All the entries need to be quoted exactly, apart from the pictures, which you should drop.

== == ==

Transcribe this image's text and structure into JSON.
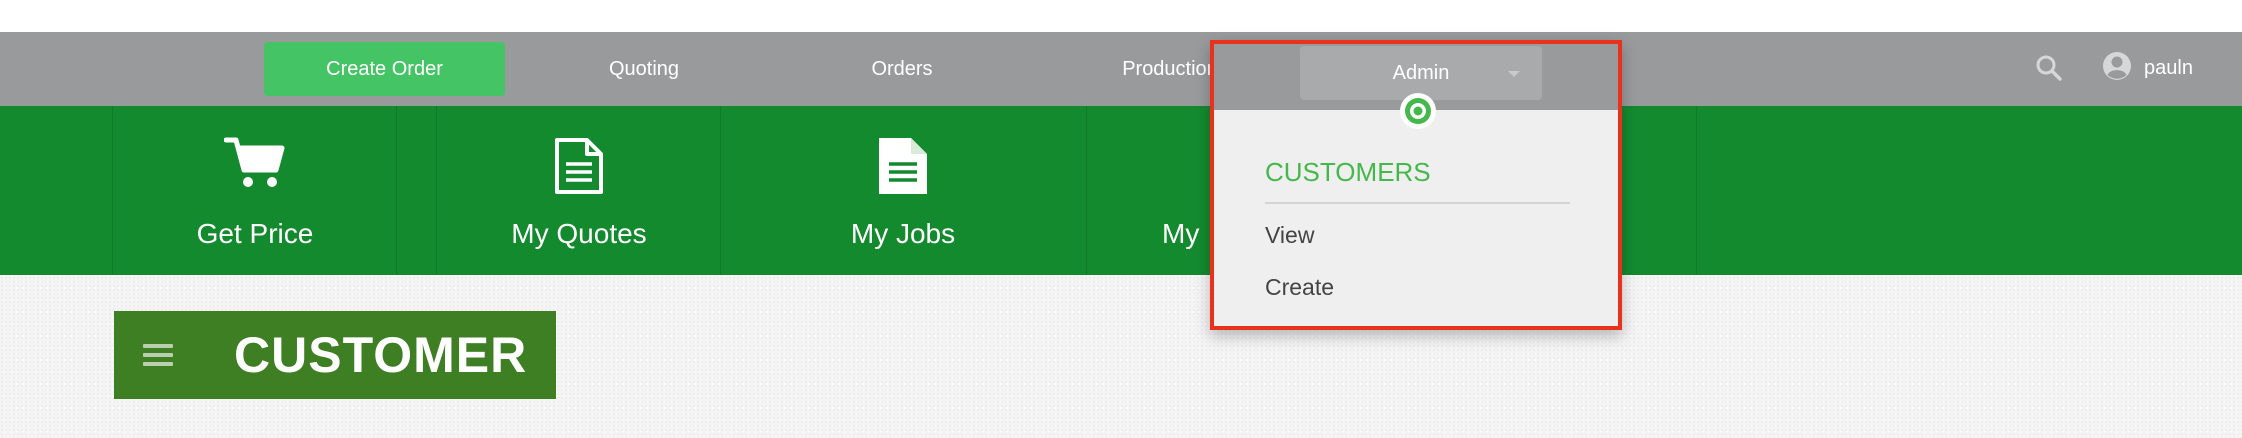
{
  "navbar": {
    "create_order": "Create Order",
    "quoting": "Quoting",
    "orders": "Orders",
    "production": "Production",
    "admin": "Admin",
    "user_name": "pauln"
  },
  "quickbar": {
    "get_price": "Get Price",
    "my_quotes": "My Quotes",
    "my_jobs": "My Jobs",
    "my_partial": "My"
  },
  "page": {
    "title": "CUSTOMER"
  },
  "dropdown": {
    "section_title": "CUSTOMERS",
    "items": [
      "View",
      "Create"
    ]
  },
  "icons": {
    "search": "search-icon",
    "user": "user-circle-icon",
    "cart": "cart-icon",
    "quote": "document-outline-icon",
    "jobs": "document-filled-icon",
    "menu": "hamburger-icon",
    "target": "target-icon"
  },
  "colors": {
    "nav_gray": "#999a9c",
    "primary_green": "#45c466",
    "quickbar_green": "#148a2f",
    "header_green": "#3f7f24",
    "highlight_red": "#e8321e",
    "section_green": "#45b84c"
  }
}
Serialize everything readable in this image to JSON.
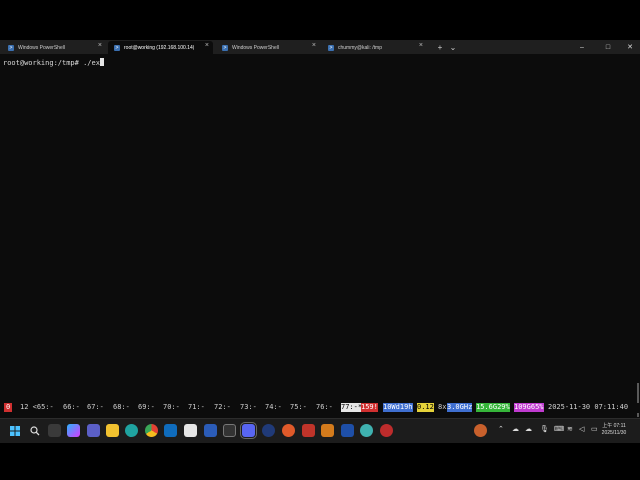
{
  "tabs": [
    {
      "label": "Windows PowerShell",
      "active": false
    },
    {
      "label": "root@working (192.168.100.14(",
      "active": true
    },
    {
      "label": "Windows PowerShell",
      "active": false
    },
    {
      "label": "chummy@kali: /tmp",
      "active": false
    }
  ],
  "tab_controls": {
    "new_tab": "+",
    "dropdown": "⌄"
  },
  "window_controls": {
    "minimize": "–",
    "maximize": "□",
    "close": "✕"
  },
  "terminal": {
    "prompt": "root@working:/tmp# ",
    "command": "./ex"
  },
  "statusbar": {
    "session_badge": "0",
    "windows": [
      "12 <65:-",
      "66:-",
      "67:-",
      "68:-",
      "69:-",
      "70:-",
      "71:-",
      "72:-",
      "73:-",
      "74:-",
      "75:-",
      "76:-",
      "77:-*",
      "159!"
    ],
    "uptime": "10Wd19h",
    "load": "0.12",
    "cpu": "8x",
    "cpu_freq": "3.0GHz",
    "mem": "15.6G29%",
    "disk": "109G65%",
    "datetime": "2025-11-30 07:11:40"
  },
  "taskbar": {
    "icons": [
      "windows-start-icon",
      "search-icon",
      "task-view-icon",
      "copilot-icon",
      "teams-icon",
      "file-explorer-icon",
      "edge-icon",
      "chrome-icon",
      "outlook-icon",
      "store-icon",
      "word-icon",
      "terminal-icon",
      "discord-icon",
      "power-icon",
      "app-icon",
      "git-icon",
      "ai-icon",
      "ide-icon",
      "calculator-icon",
      "browser-icon",
      "settings-icon"
    ],
    "clock_time": "上午 07:11",
    "clock_date": "2025/11/30",
    "colors": {
      "accent": "#0078d4",
      "statusbar_highlight_blue": "#3f6fd0",
      "statusbar_highlight_green": "#36b53a"
    }
  }
}
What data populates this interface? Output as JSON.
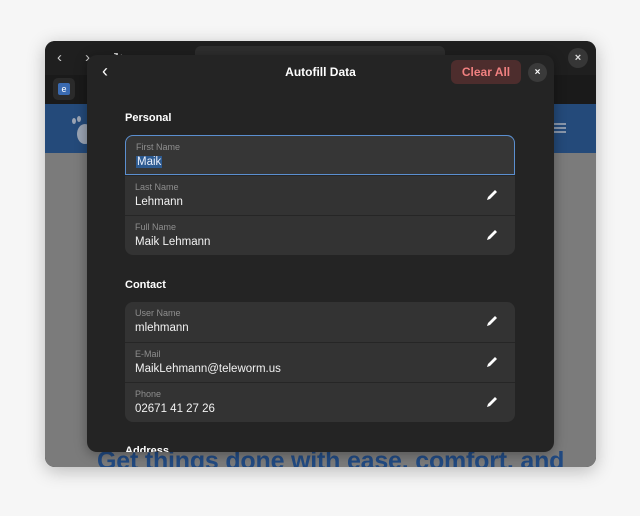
{
  "browser": {
    "back_icon": "chevron-left-icon",
    "forward_icon": "chevron-right-icon",
    "reload_icon": "reload-icon",
    "close_label": "×"
  },
  "page": {
    "headline": "Get things done with ease, comfort, and"
  },
  "dialog": {
    "title": "Autofill Data",
    "back_label": "‹",
    "clear_all_label": "Clear All",
    "close_label": "×",
    "colors": {
      "accent": "#5b8fd0",
      "destructive_text": "#f08080",
      "destructive_bg": "#4d2d2d"
    },
    "sections": [
      {
        "title": "Personal",
        "fields": [
          {
            "label": "First Name",
            "value": "Maik",
            "focused": true
          },
          {
            "label": "Last Name",
            "value": "Lehmann"
          },
          {
            "label": "Full Name",
            "value": "Maik Lehmann"
          }
        ]
      },
      {
        "title": "Contact",
        "fields": [
          {
            "label": "User Name",
            "value": "mlehmann"
          },
          {
            "label": "E-Mail",
            "value": "MaikLehmann@teleworm.us"
          },
          {
            "label": "Phone",
            "value": "02671 41 27 26"
          }
        ]
      },
      {
        "title": "Address"
      }
    ]
  }
}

== == ==

## SOLUTION BELOW
Transcribe this image's text and structure into JSON.
{
  "navbar": {
    "create_order": "Create Order",
    "quoting": "Quoting",
    "orders": "Orders",
    "production": "Production",
    "admin": "Admin",
    "user_name": "pauln"
  },
  "quickbar": {
    "get_price": "Get Price",
    "my_quotes": "My Quotes",
    "my_jobs": "My Jobs",
    "my_partial": "My"
  },
  "page": {
    "title": "CUSTOMER"
  },
  "dropdown": {
    "section_title": "CUSTOMERS",
    "items": [
      "View",
      "Create"
    ]
  },
  "icons": {
    "search": "search-icon",
    "user": "user-circle-icon",
    "cart": "cart-icon",
    "quote": "document-outline-icon",
    "jobs": "document-filled-icon",
    "menu": "hamburger-icon",
    "target": "target-icon"
  },
  "colors": {
    "nav_gray": "#999a9c",
    "primary_green": "#45c466",
    "quickbar_green": "#148a2f",
    "header_green": "#3f7f24",
    "highlight_red": "#e8321e",
    "section_green": "#45b84c"
  }
}
Serialize everything readable in this image to JSON.
{
  "tabs": [
    {
      "label": "Windows PowerShell",
      "active": false
    },
    {
      "label": "root@working (192.168.100.14(",
      "active": true
    },
    {
      "label": "Windows PowerShell",
      "active": false
    },
    {
      "label": "chummy@kali: /tmp",
      "active": false
    }
  ],
  "tab_controls": {
    "new_tab": "+",
    "dropdown": "⌄"
  },
  "window_controls": {
    "minimize": "–",
    "maximize": "□",
    "close": "✕"
  },
  "terminal": {
    "prompt": "root@working:/tmp# ",
    "command": "./ex"
  },
  "statusbar": {
    "session_badge": "0",
    "windows": [
      "12 <65:-",
      "66:-",
      "67:-",
      "68:-",
      "69:-",
      "70:-",
      "71:-",
      "72:-",
      "73:-",
      "74:-",
      "75:-",
      "76:-",
      "77:-*",
      "159!"
    ],
    "uptime": "10Wd19h",
    "load": "0.12",
    "cpu": "8x",
    "cpu_freq": "3.0GHz",
    "mem": "15.6G29%",
    "disk": "109G65%",
    "datetime": "2025-11-30 07:11:40"
  },
  "taskbar": {
    "icons": [
      "windows-start-icon",
      "search-icon",
      "task-view-icon",
      "copilot-icon",
      "teams-icon",
      "file-explorer-icon",
      "edge-icon",
      "chrome-icon",
      "outlook-icon",
      "store-icon",
      "word-icon",
      "terminal-icon",
      "discord-icon",
      "power-icon",
      "app-icon",
      "git-icon",
      "ai-icon",
      "ide-icon",
      "calculator-icon",
      "browser-icon",
      "settings-icon"
    ],
    "clock_time": "上午 07:11",
    "clock_date": "2025/11/30",
    "colors": {
      "accent": "#0078d4",
      "statusbar_highlight_blue": "#3f6fd0",
      "statusbar_highlight_green": "#36b53a"
    }
  }
}
What data populates this interface? Output as JSON.
{
  "browser": {
    "back_icon": "chevron-left-icon",
    "forward_icon": "chevron-right-icon",
    "reload_icon": "reload-icon",
    "close_label": "×"
  },
  "page": {
    "headline": "Get things done with ease, comfort, and"
  },
  "dialog": {
    "title": "Autofill Data",
    "back_label": "‹",
    "clear_all_label": "Clear All",
    "close_label": "×",
    "colors": {
      "accent": "#5b8fd0",
      "destructive_text": "#f08080",
      "destructive_bg": "#4d2d2d"
    },
    "sections": [
      {
        "title": "Personal",
        "fields": [
          {
            "label": "First Name",
            "value": "Maik",
            "focused": true
          },
          {
            "label": "Last Name",
            "value": "Lehmann"
          },
          {
            "label": "Full Name",
            "value": "Maik Lehmann"
          }
        ]
      },
      {
        "title": "Contact",
        "fields": [
          {
            "label": "User Name",
            "value": "mlehmann"
          },
          {
            "label": "E-Mail",
            "value": "MaikLehmann@teleworm.us"
          },
          {
            "label": "Phone",
            "value": "02671 41 27 26"
          }
        ]
      },
      {
        "title": "Address"
      }
    ]
  }
}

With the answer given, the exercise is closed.